Write the listing below out again exactly, dropping the images.

___ Raw records

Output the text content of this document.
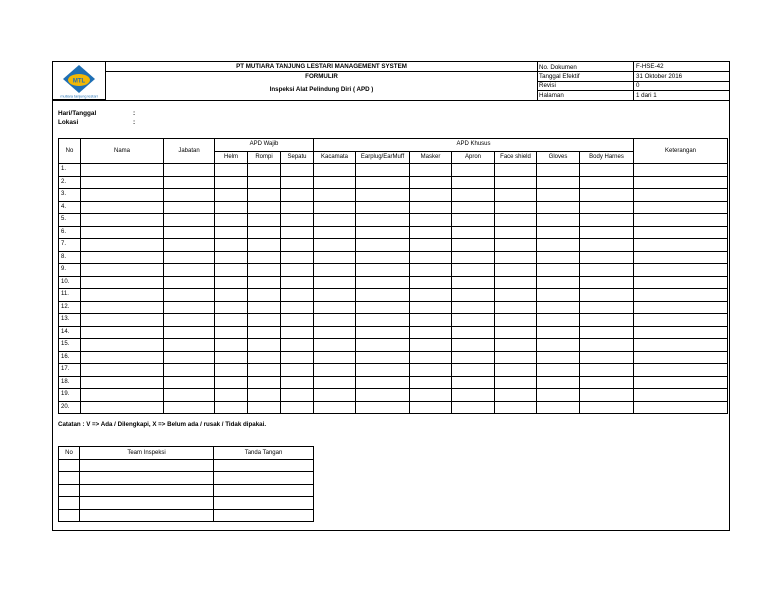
MTL
mutiara tanjung lestari
PT MUTIARA TANJUNG LESTARI MANAGEMENT SYSTEM
FORMULIR
Inspeksi Alat Pelindung Diri ( APD )
No. Dokumen	F-HSE-42
Tanggal Efektif	31 Oktober 2016
Revisi	0
Halaman	1 dari 1
Hari/Tanggal	:
Lokasi	:
No	Nama	Jabatan	APD Wajib			APD Khusus							Keterangan
			Helm	Rompi	Sepatu	Kacamata	Earplug/EarMuff	Masker	Apron	Face shield	Gloves	Body Harnes	
1.													
2.													
3.													
4.													
5.													
6.													
7.													
8.													
9.													
10.													
11.													
12.													
13.													
14.													
15.													
16.													
17.													
18.													
19.													
20.													
Catatan : V => Ada / Dilengkapi, X => Belum ada / rusak / Tidak dipakai.
No	Team Inspeksi	Tanda Tangan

______

# [Reply to the exercise]
Output the text content of this document.
MTL
mutiara tanjung lestari
PT MUTIARA TANJUNG LESTARI MANAGEMENT SYSTEM
FORMULIR
Inspeksi Alat Pelindung Diri ( APD )
No. Dokumen	F-HSE-42
Tanggal Efektif	31 Oktober 2016
Revisi	0
Halaman	1 dari 1
Hari/Tanggal	:
Lokasi	:
No	Nama	Jabatan	APD Wajib			APD Khusus							Keterangan
			Helm	Rompi	Sepatu	Kacamata	Earplug/EarMuff	Masker	Apron	Face shield	Gloves	Body Harnes	
1.													
2.													
3.													
4.													
5.													
6.													
7.													
8.													
9.													
10.													
11.													
12.													
13.													
14.													
15.													
16.													
17.													
18.													
19.													
20.													
Catatan : V => Ada / Dilengkapi, X => Belum ada / rusak / Tidak dipakai.
No	Team Inspeksi	Tanda Tangan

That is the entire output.